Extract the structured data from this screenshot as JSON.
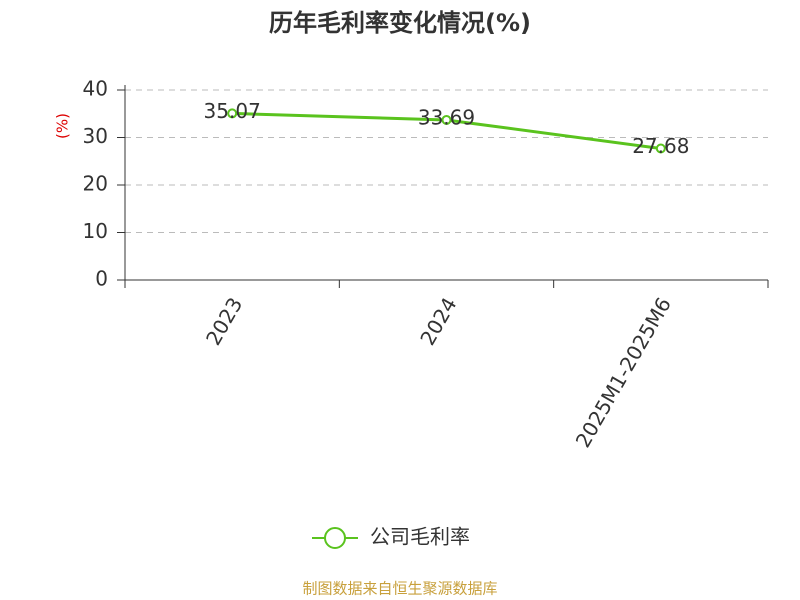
{
  "chart_data": {
    "type": "line",
    "title": "历年毛利率变化情况(%)",
    "y_label": "(%)",
    "categories": [
      "2023",
      "2024",
      "2025M1-2025M6"
    ],
    "series": [
      {
        "name": "公司毛利率",
        "color": "#5ac31e",
        "values": [
          35.07,
          33.69,
          27.68
        ]
      }
    ],
    "ylim": [
      0,
      40
    ],
    "yticks": [
      0,
      10,
      20,
      30,
      40
    ],
    "grid": true,
    "legend": "bottom",
    "source": "制图数据来自恒生聚源数据库"
  }
}
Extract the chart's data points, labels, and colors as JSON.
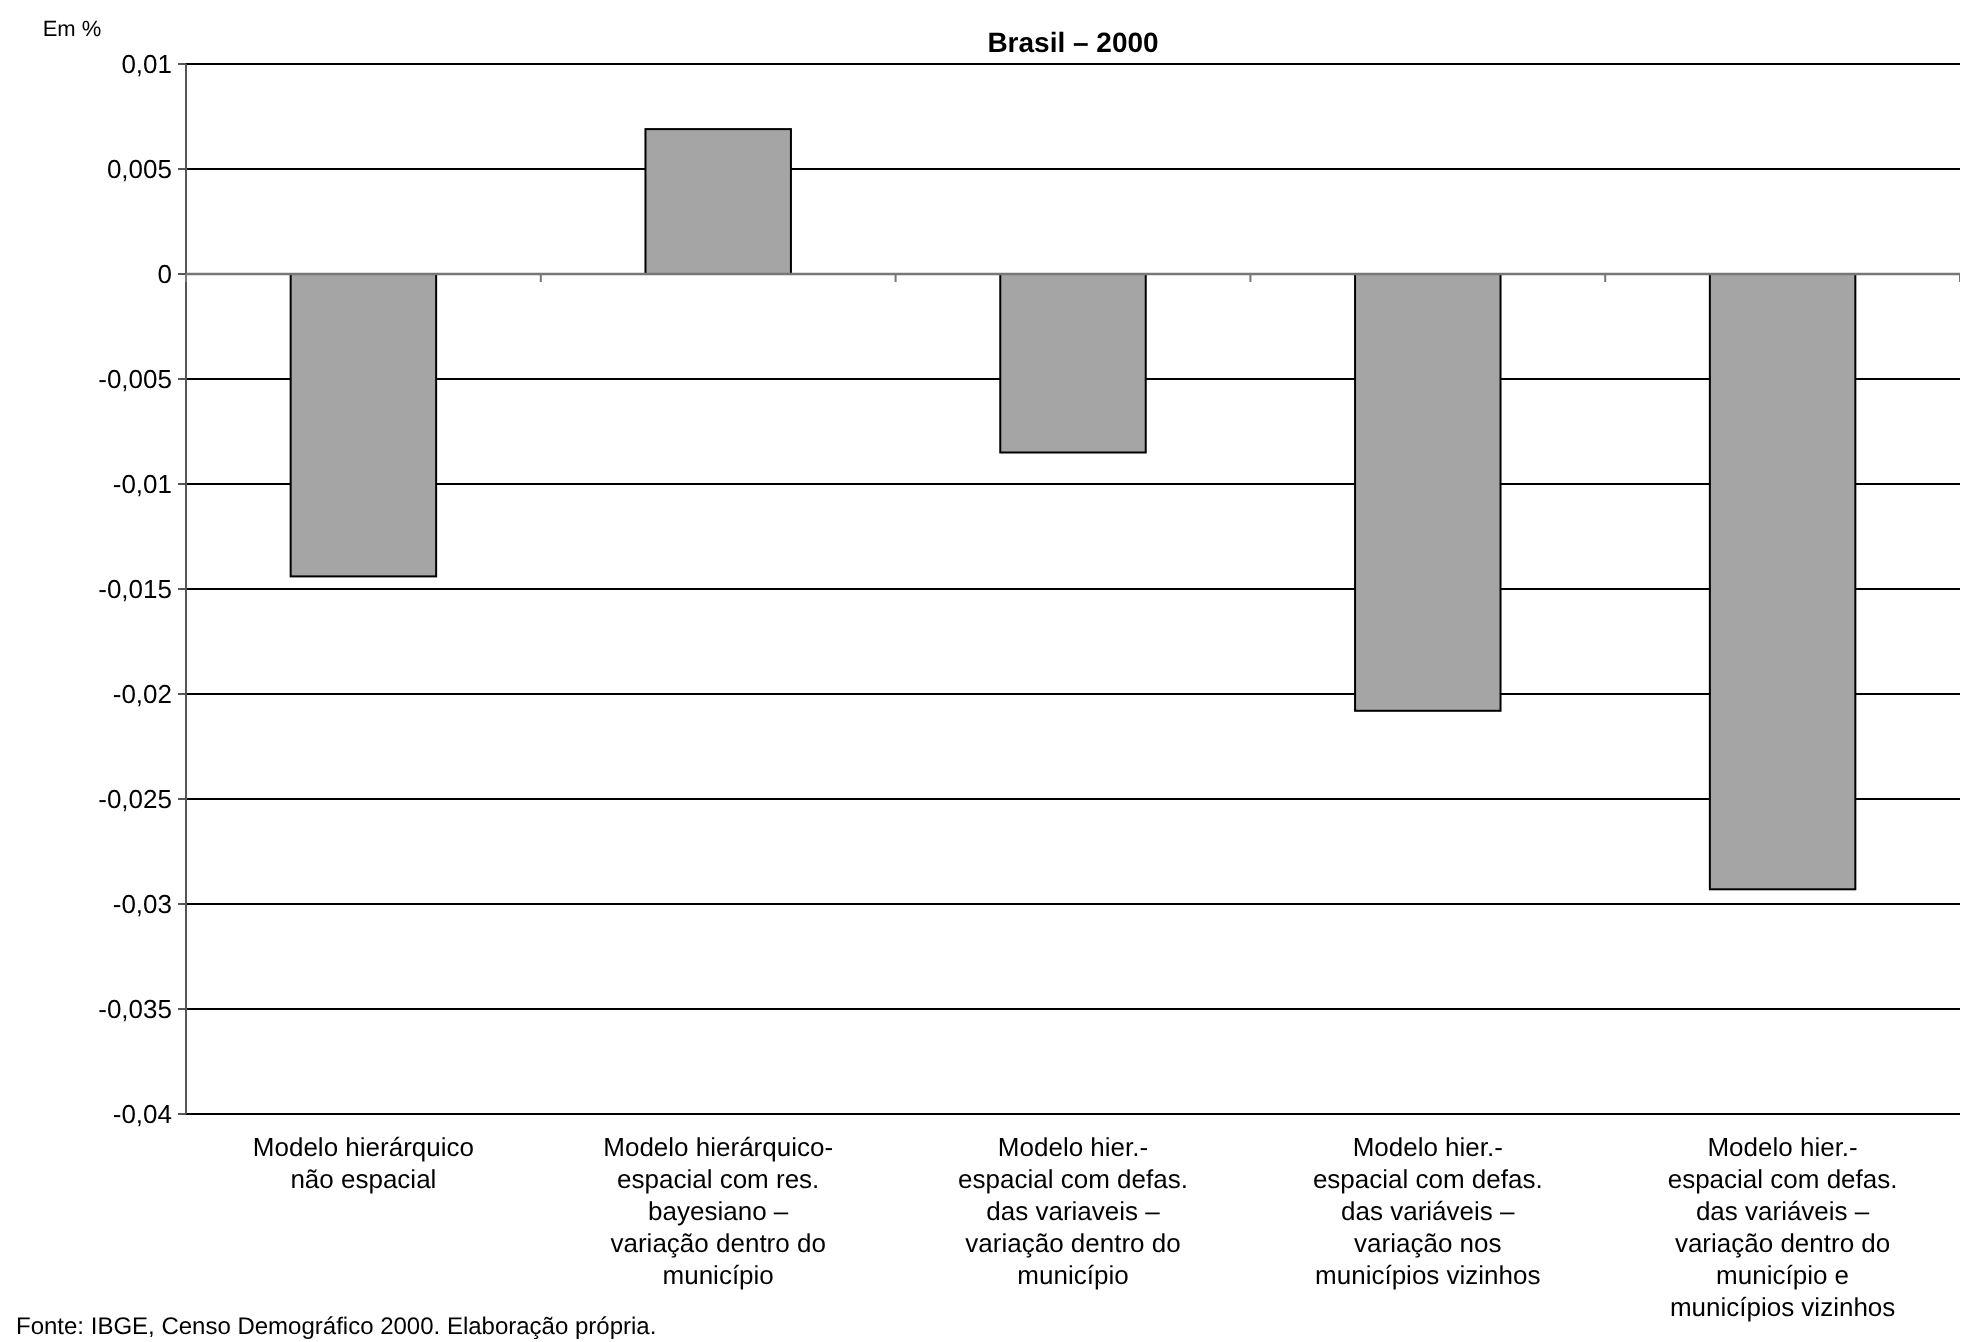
{
  "chart_data": {
    "type": "bar",
    "title": "Brasil – 2000",
    "ylabel": "Em %",
    "categories": [
      "Modelo hierárquico não espacial",
      "Modelo hierárquico-espacial com res. bayesiano – variação dentro do município",
      "Modelo hier.-espacial com defas. das variaveis – variação dentro do município",
      "Modelo hier.-espacial com defas. das variáveis – variação nos municípios vizinhos",
      "Modelo hier.-espacial com defas. das variáveis – variação dentro do município e municípios vizinhos"
    ],
    "values": [
      -0.0144,
      0.0069,
      -0.0085,
      -0.0208,
      -0.0293
    ],
    "color": "#a5a5a5",
    "ylim": [
      -0.04,
      0.01
    ],
    "yticks": [
      {
        "value": -0.04,
        "label": "-0,04"
      },
      {
        "value": -0.035,
        "label": "-0,035"
      },
      {
        "value": -0.03,
        "label": "-0,03"
      },
      {
        "value": -0.025,
        "label": "-0,025"
      },
      {
        "value": -0.02,
        "label": "-0,02"
      },
      {
        "value": -0.015,
        "label": "-0,015"
      },
      {
        "value": -0.01,
        "label": "-0,01"
      },
      {
        "value": -0.005,
        "label": "-0,005"
      },
      {
        "value": 0,
        "label": "0"
      },
      {
        "value": 0.005,
        "label": "0,005"
      },
      {
        "value": 0.01,
        "label": "0,01"
      }
    ],
    "grid": "y",
    "annotations": [
      "Fonte: IBGE, Censo Demográfico 2000. Elaboração própria."
    ]
  }
}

───

• STATED PROBLEM:
Take every line containing the word "dentro" and copy it.

• WRITTEN ANSWER:
      "Modelo hierárquico-espacial com res. bayesiano – variação dentro do município",
      "Modelo hier.-espacial com defas. das variaveis – variação dentro do município",
      "Modelo hier.-espacial com defas. das variáveis – variação dentro do município e municípios vizinhos"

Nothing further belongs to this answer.